> [TEXT PROVIDED]
——————————

Crude oil and natural gas have been the major energy sources since the end of the nineteenth-century middle. In fact, the ratio of world oil and gas energy consumption to the overall energy consumption has risen from 27% in 1950 to 58% in 2019 [1]. Natural gas and its byproducts are used for energy production in different sectors (transport, electricity production, industrial engine powering, cooking, household heating, etc.).

In [2], it is underlined that natural gas combustion releases greenhouse gases (carbon dioxide (CO2)), Nitrous oxide (N2O), and methane (CH4) in the atmosphere, and this contributes to the climate change. To prevent disasters due to climate change, [3] recognized that the impacts of climate change will be much lower at the temperature increase of 1.5 °C as compared with 2 °C and resolved to pursue efforts to limit the temperature increase to 1.5 °C. This act [3] also recognizes that limiting global warming to 1.5 °C requires rapid, deep, and sustained reductions in global greenhouse gas emissions, including reducing global carbon dioxide emissions by 45% by 2030 relative to the 2010 level and to net zero around mid-century, as well as deep reductions in other greenhouse gases. To achieve this goal, the international community is relying on green energy whose majority is composed of renewable energy sources. Besides this, one can keep using natural gas until a quite move to renewable energy since natural gas is the cleanest fossil energy. Indeed, [2] shows that natural gas has a CO2 emission factor of 53.06 kg CO2 per mmBtu while coal and coke’s CO2 emission factors range between 93.28 kg and 113.67 kg CO2 per mmBtu and from 61.71 kg to 102.41 kg CO2 per mmBtu for crude oil and its byproduct oils.

Despite the obligation of the world to move to green energy, set at Paris Conference of Parties (COP21) in 2015, natural gas consumption continues rising till 2022. In fact, according to [4], [5], natural gas consumption has maintained a rising trend from 3,558.6 billion cubic meters in 2016, 4,034.9 billion cubic meters in 2021.

What is a Natural Gas?

The natural gas is a complex mixture of hydrocarbons with other compounds such as non-hydrocarbon gases (CO2, N2, H2S, etc.), water and metal impurities such as the steal (Fe), nickel (Ni), vanadium (V), found in gaseous form in an underground reservoir [3], [6], [7]. It is mainly composed of lighter hydrocarbons (C1-C4) and is also called methane (CH4). A reservoir is referred to as gas reservoir if the reservoir temperature is greater than the critical temperature of the reservoir fluid [8], [9]. A reservoir is an underground porous and permeable rock containing a natural, individual, and separated accumulation of hydrocarbons limited by a rock barrier and often an aquifer barrier characterized by a unique pressure system [7].

Types of Natural Gas

As spotlighted by [3], [8]–[13], there are four main types of gases: dry gas, wet gas, near-critical gas-condensate, and retrograde gas-condensate. A dry gas is predominantly composed of methane and non-hydrocarbons such as nitrogen and carbon dioxide [10]. The hydrocarbon mixture exists as a gas both in the reservoir and in the surface facilities [12]. Fig. 1 is a phase diagram of a dry gas reservoir. Usually, a system having a gas-oil ratio (GOR) greater than 100,000 scf/STB is considered to be a dry gas [9].

——————————

> [DATA BLOCK]
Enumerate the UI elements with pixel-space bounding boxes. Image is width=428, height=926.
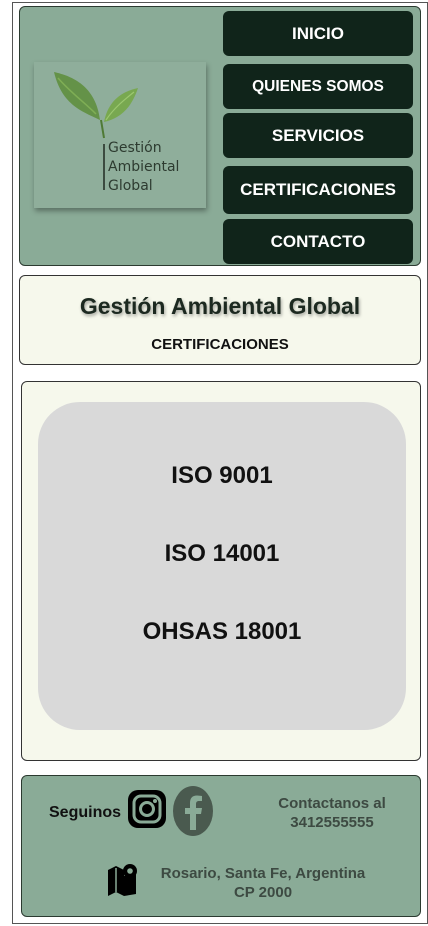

——————————

> [WRITTEN PROBLEM A]
According to the natural gas text, what is the CO2 emission factor of natural gas?
> [WRITTEN PROBLEM B]
Pick up the natural gas text after its final sentence and carry it forward.
The listing is not needed for this work.

> [FINAL ANSWER A]
53.06 kg CO2 per mmBtu.

> [FINAL ANSWER B]
Fig. 1. Phase diagram of a dry gas [8].

A wet gas is mainly composed of methane and other light components, with its phase envelope located entirely over a temperature range below that of the reservoir [10], [13]. A typical phase diagram of a wet gas is shown in Fig. 2, where the reservoir temperature is above the cricondentherm of the hydrocarbon mixture. According to [12], because the reservoir temperature exceeds the cricondentherm of the hydrocarbon system, the reservoir fluid always remains in the vapor phase region as the reservoir is depleted isothermally along the vertical line AB. However, as the produced gas flows to the surface, the pressure and temperature of the gas decline. If the gas enters the two-phase region, a liquid phase condenses out of the gas and is produced from the surface separators. Wet gases are characterized by GOR between 60,000 and 100,000 scf/STB, and stock-tank oil gravity above 60° API [9].

Fig. 2. Phase diagram of wet gas [8].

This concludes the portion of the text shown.